## Prompt
Without the images, write out all of the following entries exactly.

## Listing
○ ○ ○ ○ ○

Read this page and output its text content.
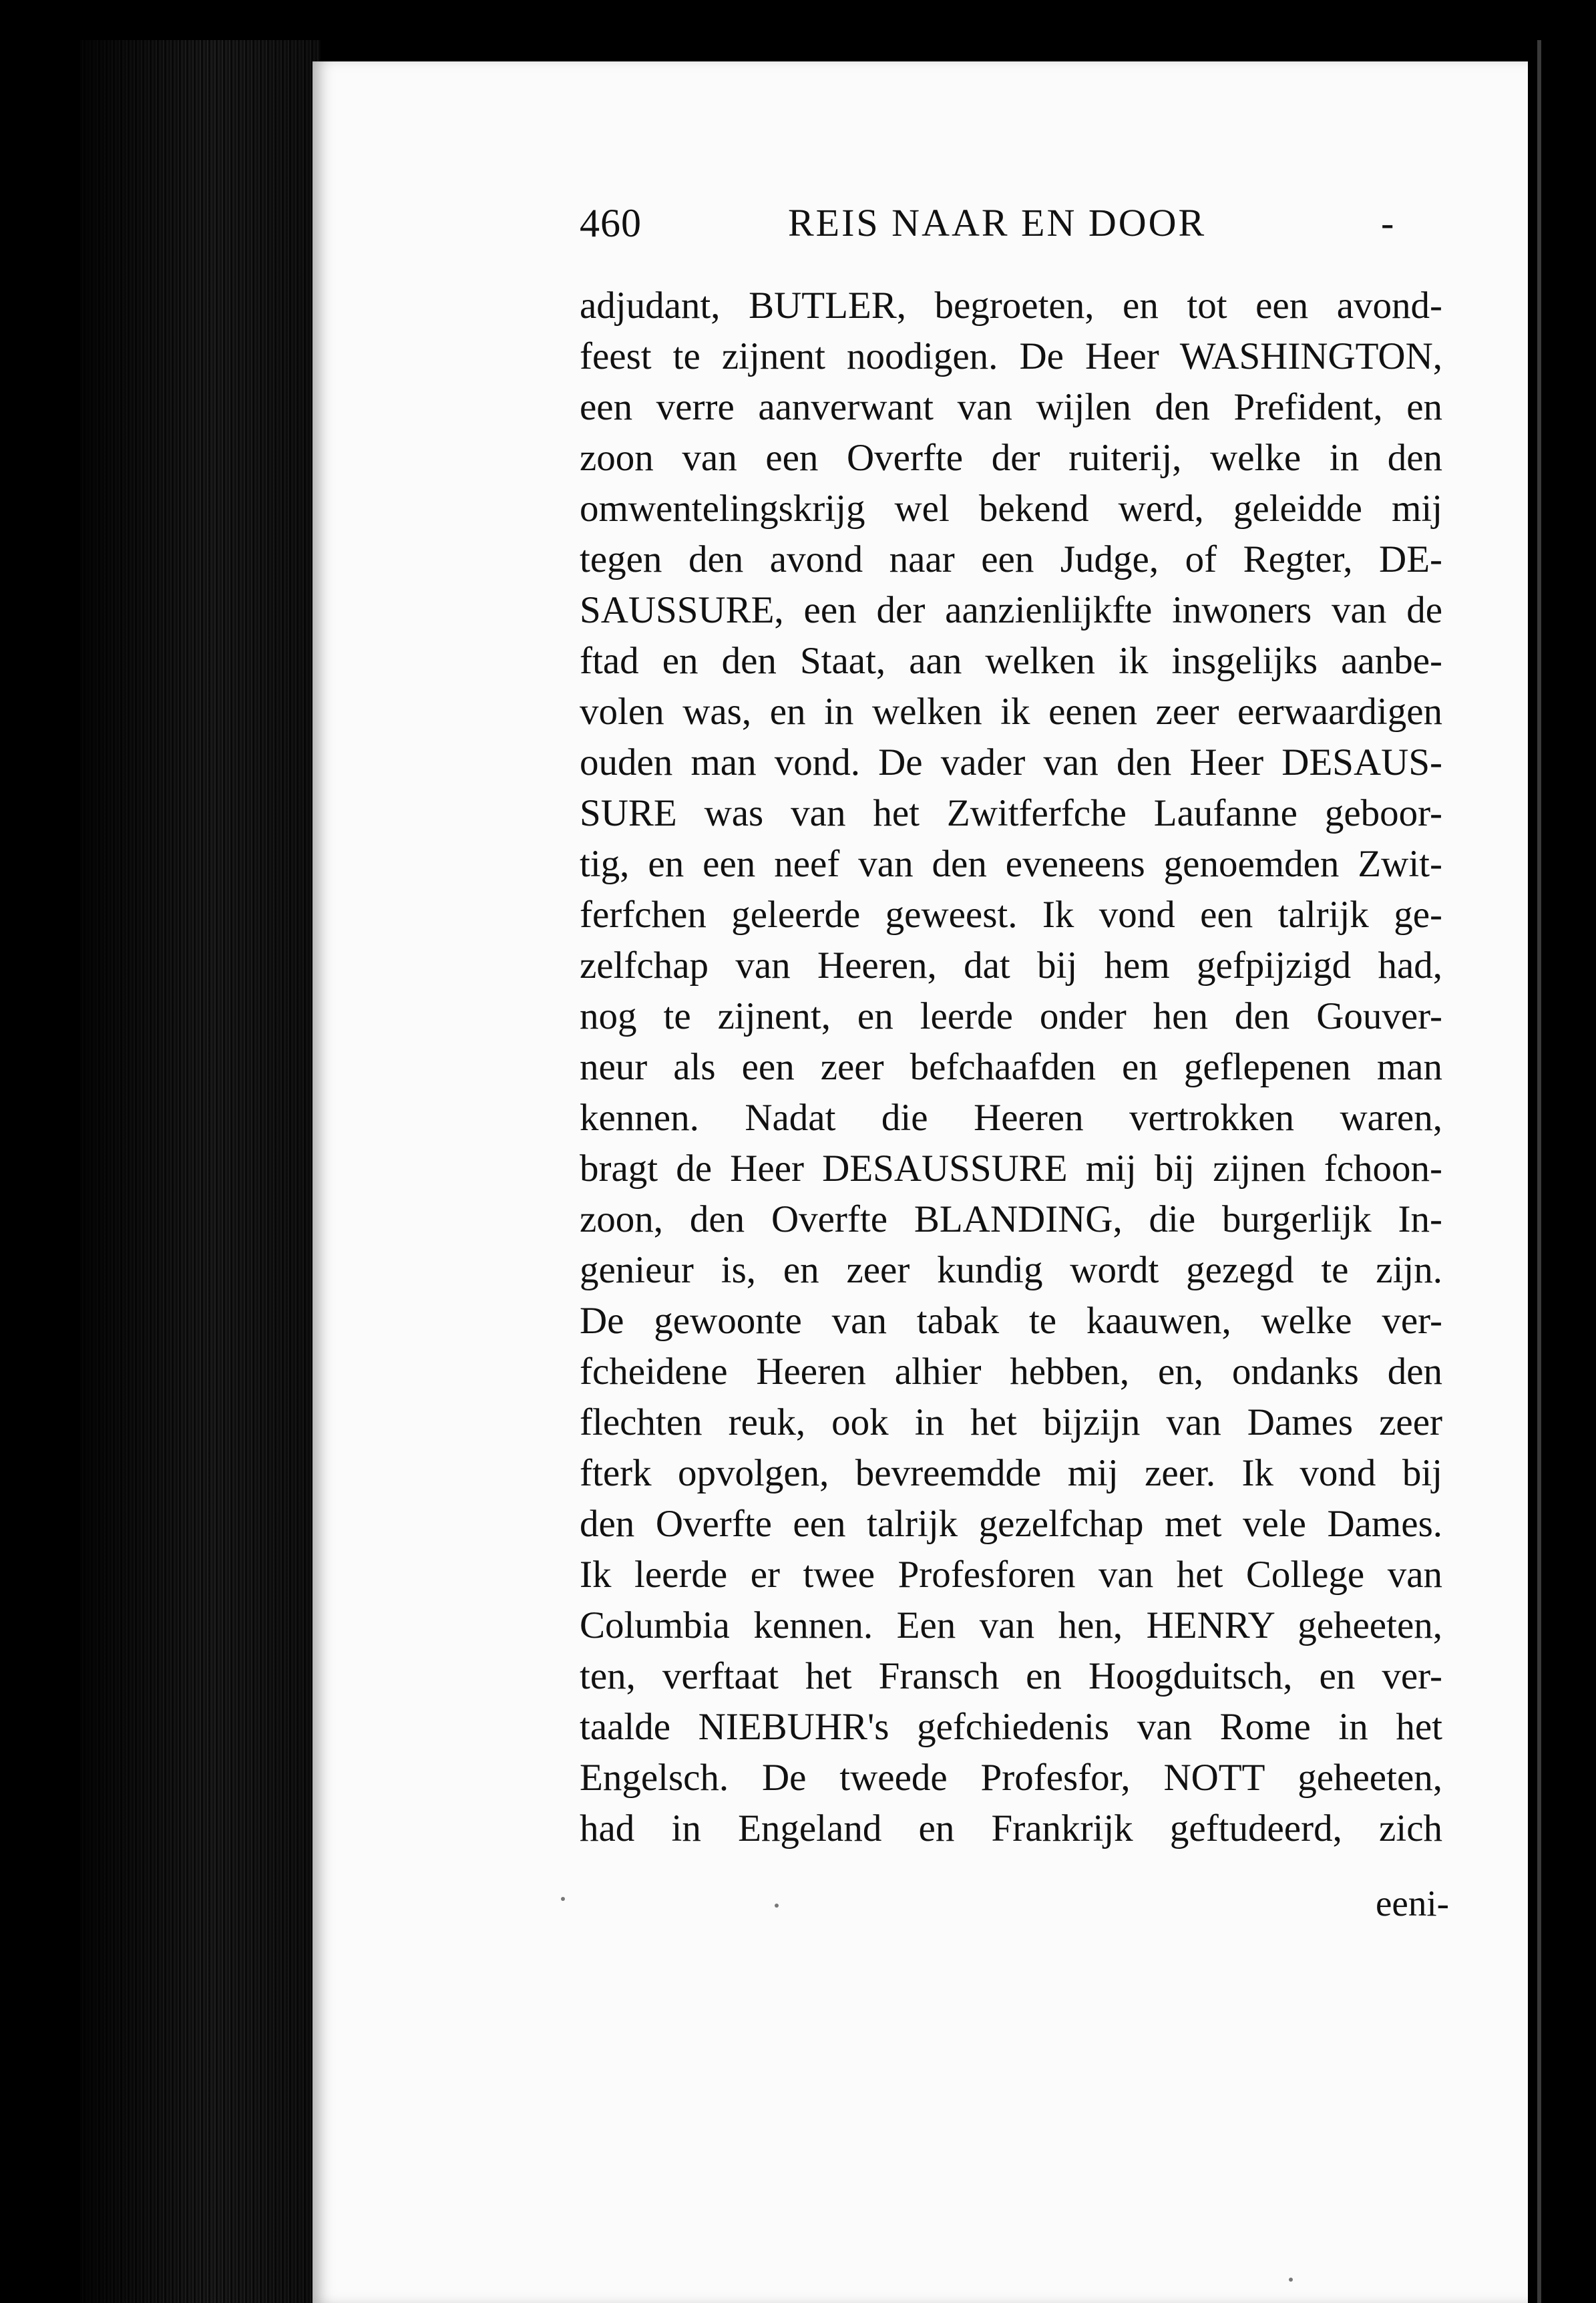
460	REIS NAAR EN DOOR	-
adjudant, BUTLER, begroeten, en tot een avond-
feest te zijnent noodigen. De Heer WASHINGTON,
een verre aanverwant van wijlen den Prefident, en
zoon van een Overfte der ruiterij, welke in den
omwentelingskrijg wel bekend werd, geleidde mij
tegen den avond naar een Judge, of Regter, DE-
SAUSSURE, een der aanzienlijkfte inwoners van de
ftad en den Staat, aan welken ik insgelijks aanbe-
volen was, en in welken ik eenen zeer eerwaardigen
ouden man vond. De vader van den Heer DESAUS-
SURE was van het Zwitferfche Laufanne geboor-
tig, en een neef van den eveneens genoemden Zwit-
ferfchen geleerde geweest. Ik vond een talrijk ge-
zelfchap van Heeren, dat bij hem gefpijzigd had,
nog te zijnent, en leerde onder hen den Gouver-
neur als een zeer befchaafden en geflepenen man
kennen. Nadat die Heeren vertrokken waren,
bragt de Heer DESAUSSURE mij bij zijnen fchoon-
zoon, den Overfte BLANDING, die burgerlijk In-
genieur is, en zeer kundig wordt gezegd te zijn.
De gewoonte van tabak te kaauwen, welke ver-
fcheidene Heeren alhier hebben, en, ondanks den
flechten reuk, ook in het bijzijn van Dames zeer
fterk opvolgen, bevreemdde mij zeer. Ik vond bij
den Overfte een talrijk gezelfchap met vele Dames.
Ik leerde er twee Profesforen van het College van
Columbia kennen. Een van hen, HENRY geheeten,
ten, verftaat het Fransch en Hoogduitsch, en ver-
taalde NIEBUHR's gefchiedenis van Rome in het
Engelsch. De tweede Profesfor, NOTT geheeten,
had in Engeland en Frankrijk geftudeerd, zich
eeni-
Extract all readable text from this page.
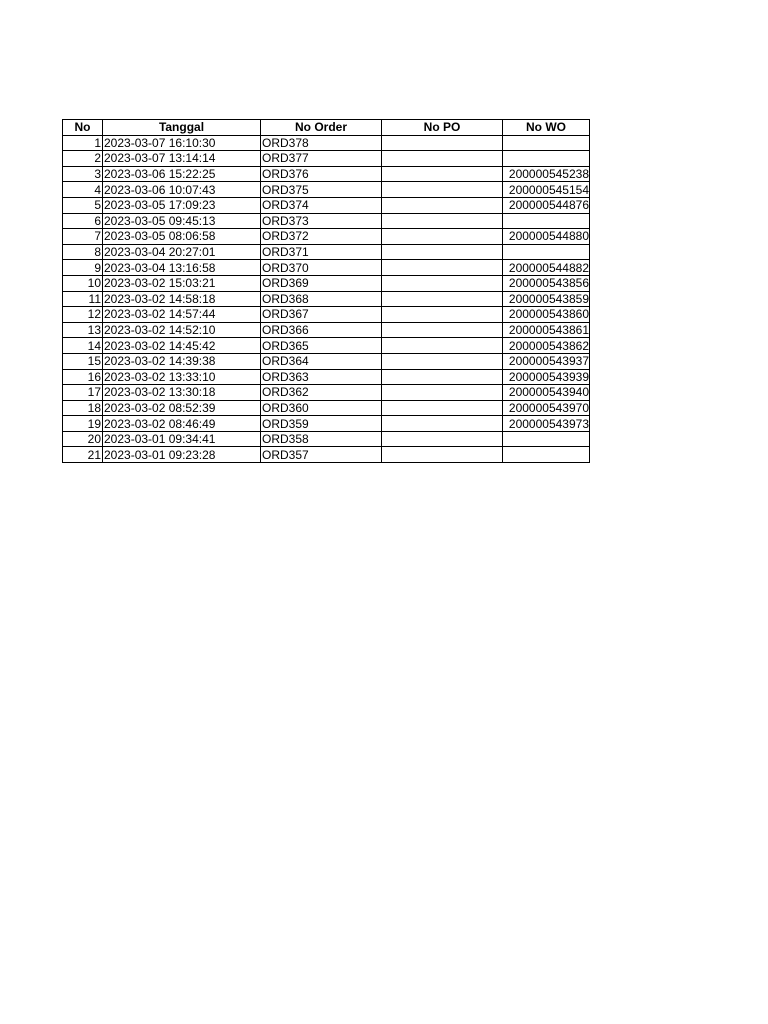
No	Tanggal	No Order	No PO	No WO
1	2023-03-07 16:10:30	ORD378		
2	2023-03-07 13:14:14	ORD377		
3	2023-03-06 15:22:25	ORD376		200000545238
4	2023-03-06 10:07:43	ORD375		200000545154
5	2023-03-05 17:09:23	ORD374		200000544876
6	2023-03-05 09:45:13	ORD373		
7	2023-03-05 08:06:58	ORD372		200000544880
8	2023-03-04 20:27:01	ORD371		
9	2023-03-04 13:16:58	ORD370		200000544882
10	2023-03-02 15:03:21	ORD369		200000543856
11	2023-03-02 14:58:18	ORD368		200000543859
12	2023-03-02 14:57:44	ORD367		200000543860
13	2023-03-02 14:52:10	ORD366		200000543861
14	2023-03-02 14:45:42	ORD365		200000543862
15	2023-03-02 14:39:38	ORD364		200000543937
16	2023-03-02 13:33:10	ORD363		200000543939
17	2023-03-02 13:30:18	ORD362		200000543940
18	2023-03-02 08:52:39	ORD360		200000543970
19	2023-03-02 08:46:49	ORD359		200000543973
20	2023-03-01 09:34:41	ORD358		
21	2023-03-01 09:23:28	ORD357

○ ○ ○ ○ ○

## Full answer
Read this page and output its text content.
460	REIS NAAR EN DOOR	-
adjudant, BUTLER, begroeten, en tot een avond-
feest te zijnent noodigen. De Heer WASHINGTON,
een verre aanverwant van wijlen den Prefident, en
zoon van een Overfte der ruiterij, welke in den
omwentelingskrijg wel bekend werd, geleidde mij
tegen den avond naar een Judge, of Regter, DE-
SAUSSURE, een der aanzienlijkfte inwoners van de
ftad en den Staat, aan welken ik insgelijks aanbe-
volen was, en in welken ik eenen zeer eerwaardigen
ouden man vond. De vader van den Heer DESAUS-
SURE was van het Zwitferfche Laufanne geboor-
tig, en een neef van den eveneens genoemden Zwit-
ferfchen geleerde geweest. Ik vond een talrijk ge-
zelfchap van Heeren, dat bij hem gefpijzigd had,
nog te zijnent, en leerde onder hen den Gouver-
neur als een zeer befchaafden en geflepenen man
kennen. Nadat die Heeren vertrokken waren,
bragt de Heer DESAUSSURE mij bij zijnen fchoon-
zoon, den Overfte BLANDING, die burgerlijk In-
genieur is, en zeer kundig wordt gezegd te zijn.
De gewoonte van tabak te kaauwen, welke ver-
fcheidene Heeren alhier hebben, en, ondanks den
flechten reuk, ook in het bijzijn van Dames zeer
fterk opvolgen, bevreemdde mij zeer. Ik vond bij
den Overfte een talrijk gezelfchap met vele Dames.
Ik leerde er twee Profesforen van het College van
Columbia kennen. Een van hen, HENRY geheeten,
ten, verftaat het Fransch en Hoogduitsch, en ver-
taalde NIEBUHR's gefchiedenis van Rome in het
Engelsch. De tweede Profesfor, NOTT geheeten,
had in Engeland en Frankrijk geftudeerd, zich
eeni-
Extract all readable text from this page.
No	Tanggal	No Order	No PO	No WO
1	2023-03-07 16:10:30	ORD378		
2	2023-03-07 13:14:14	ORD377		
3	2023-03-06 15:22:25	ORD376		200000545238
4	2023-03-06 10:07:43	ORD375		200000545154
5	2023-03-05 17:09:23	ORD374		200000544876
6	2023-03-05 09:45:13	ORD373		
7	2023-03-05 08:06:58	ORD372		200000544880
8	2023-03-04 20:27:01	ORD371		
9	2023-03-04 13:16:58	ORD370		200000544882
10	2023-03-02 15:03:21	ORD369		200000543856
11	2023-03-02 14:58:18	ORD368		200000543859
12	2023-03-02 14:57:44	ORD367		200000543860
13	2023-03-02 14:52:10	ORD366		200000543861
14	2023-03-02 14:45:42	ORD365		200000543862
15	2023-03-02 14:39:38	ORD364		200000543937
16	2023-03-02 13:33:10	ORD363		200000543939
17	2023-03-02 13:30:18	ORD362		200000543940
18	2023-03-02 08:52:39	ORD360		200000543970
19	2023-03-02 08:46:49	ORD359		200000543973
20	2023-03-01 09:34:41	ORD358		
21	2023-03-01 09:23:28	ORD357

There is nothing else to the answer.